• _EXERCISE SET_:
(A) According to the passage on environmental regulation and competitiveness, in what year did the Clean Air Act pass?
(B) For each statement, say whether it agrees with the passage on environmental regulation and competitiveness, and quote the words that decide it. (i) Porter's explanation appeared in Scientific American in 1991. (ii) Porter found that nations with the most rigorous requirements often lag behind in exports of affected products. (iii) Congress passed a great deal of environmental legislation between the mid-1970s and 1990.
(C) Carry on the passage on environmental regulation and competitiveness from its last sentence.

• _SELECTED TEXT_:
--- START ---
Let’s start with the competitiveness issue, because it is nearer term.

Competitiveness

Harvard Business School professor Michael Porter — arguably America’s leading authority on competitiveness — explained in Scientific American way back in 1991:

The conflict between environmental protection and economic competitiveness is a false dichotomy based on a narrow view of the sources of prosperity and a static view of competition.

Strict environmental regulations do not inevitably hinder competitive advantage against foreign rivals; indeed, they often enhance it. Tough standards trigger innovation and upgrading. In my book The Competitive Advantage of Nations, I found that the nations with the most rigorous requirements often lead in exports of affected products.

Although the U.S. once clearly led in setting standards, that position has been slipping away. Until the grudging passage of the Clean Air Act in 1990, Congress had passed little environmental legislation since the mid-1970s. Today our leadership in setting environmental standards has been lost in many areas. Even Japan, a nation regarded as relatively unconcerned about the environment, has moved ahead of the U.S. in important fields.
--- END ---
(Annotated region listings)
--- START ---
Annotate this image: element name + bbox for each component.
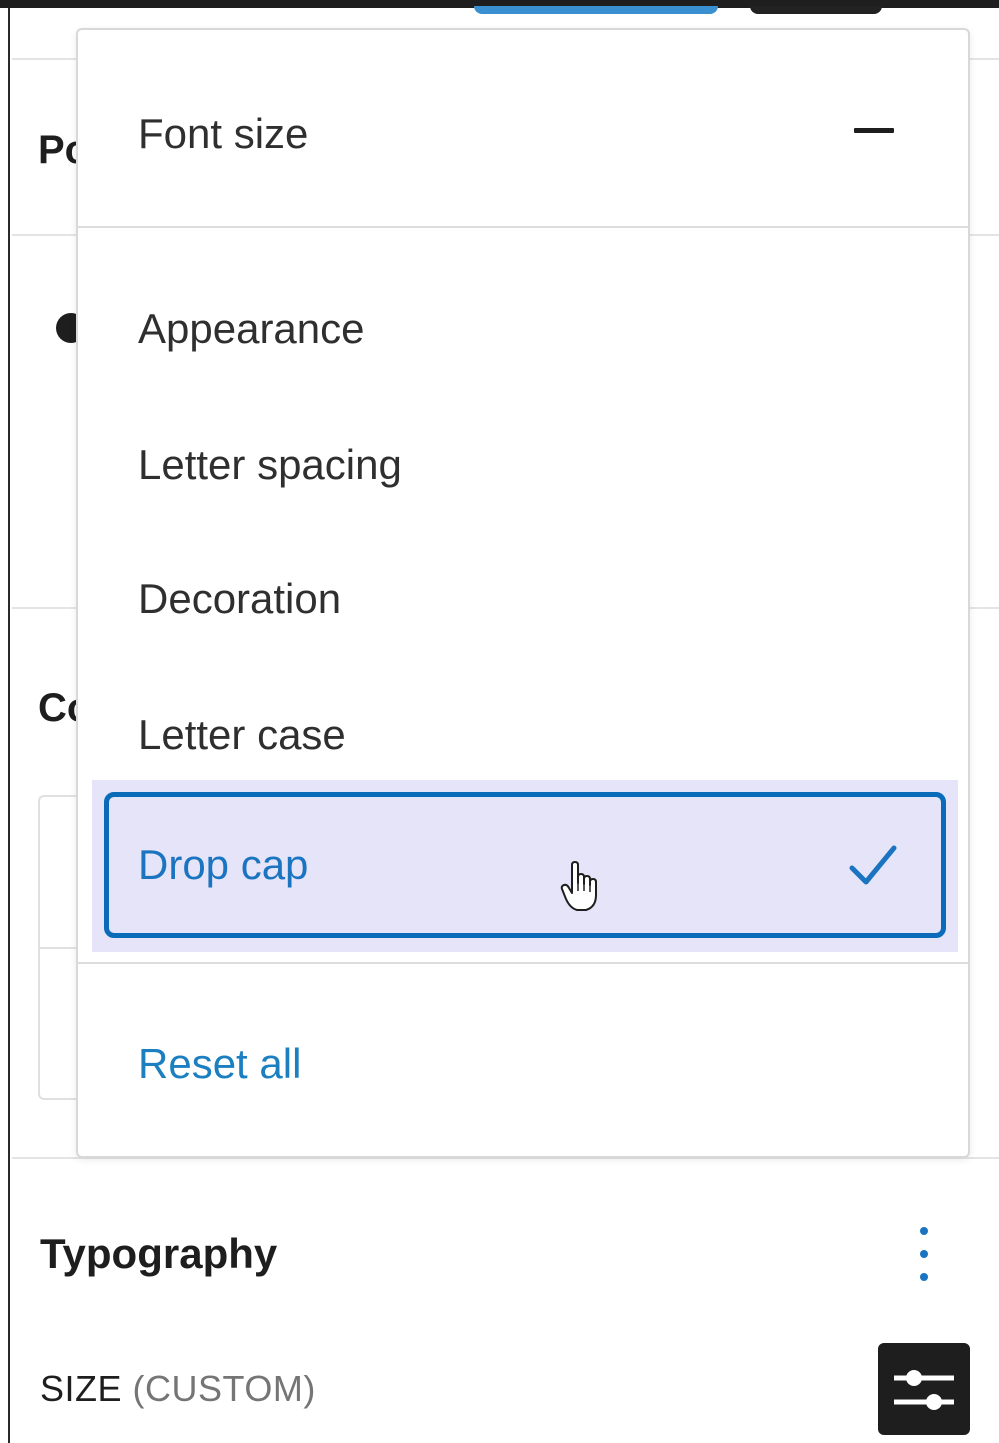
menu-divider xyxy=(78,226,968,228)
menu-item-decoration[interactable]: Decoration xyxy=(138,575,341,623)
kebab-menu-icon[interactable] xyxy=(908,1225,940,1283)
menu-item-letter-case[interactable]: Letter case xyxy=(138,711,346,759)
window-left-border xyxy=(0,0,10,1443)
sliders-icon xyxy=(894,1370,954,1410)
reset-all-button[interactable]: Reset all xyxy=(138,1040,301,1088)
typography-title: Typography xyxy=(40,1230,278,1277)
menu-item-drop-cap-label: Drop cap xyxy=(138,841,309,888)
top-primary-button[interactable] xyxy=(474,6,718,14)
top-dark-button[interactable] xyxy=(750,6,882,14)
size-mode-text: (CUSTOM) xyxy=(132,1368,316,1409)
menu-item-appearance[interactable]: Appearance xyxy=(138,305,365,353)
typography-options-popover: Font size Appearance Letter spacing Deco… xyxy=(76,28,970,1158)
menu-item-font-size[interactable]: Font size xyxy=(138,110,308,158)
menu-divider xyxy=(78,962,968,964)
hand-pointer-icon xyxy=(560,861,597,911)
minus-icon[interactable] xyxy=(854,128,894,133)
size-label-text: SIZE xyxy=(40,1368,123,1409)
menu-item-letter-spacing[interactable]: Letter spacing xyxy=(138,441,402,489)
custom-size-toggle-button[interactable] xyxy=(878,1343,970,1435)
check-icon xyxy=(849,845,897,885)
font-size-label: SIZE (CUSTOM) xyxy=(40,1368,316,1410)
--- END ---
• _RESULTS FOR THE EXERCISE_:
(A) 1990

(B)
(i) Yes: "explained in Scientific American way back in 1991"
(ii) No: "the nations with the most rigorous requirements often lead in exports of affected products"
(iii) No: "Congress had passed little environmental legislation since the mid-1970s"

(C)
As other nations have pushed ahead, U.S. trade has suffered. Germany has had perhaps the world’s tightest regulations in stationary air-pollution control, and German companies appear to hold a wide lead in patenting-andexporting-air-pollution and other environmental technologies. As much as 70 percent of the air pollution-control equipment sold in the U.S. today is produced by foreign companies. Britain is another case in point. As its environmental standards have lagged, Britain’s ratio of exports to imports in environmental technology has fallen from 8:1 to 1:1 over the past decade.

In contrast, the U.S. leads in those areas in which its regulations have been the strictest, such as pesticides and the remediation of environmental damage. Such leads should be treasured and extended. Environmental protection is a universal need, an area of growing expenditure in all the major national economies ($50 billion a year in Europe alone) and a major export industry.

Even in the broader economy, strict standards may actually foster competitiveness. Exacting standards seem at first blush to raise costs and make firms less competitive. This may be true if everything stays the same except that expensive pollution-control equipment is added.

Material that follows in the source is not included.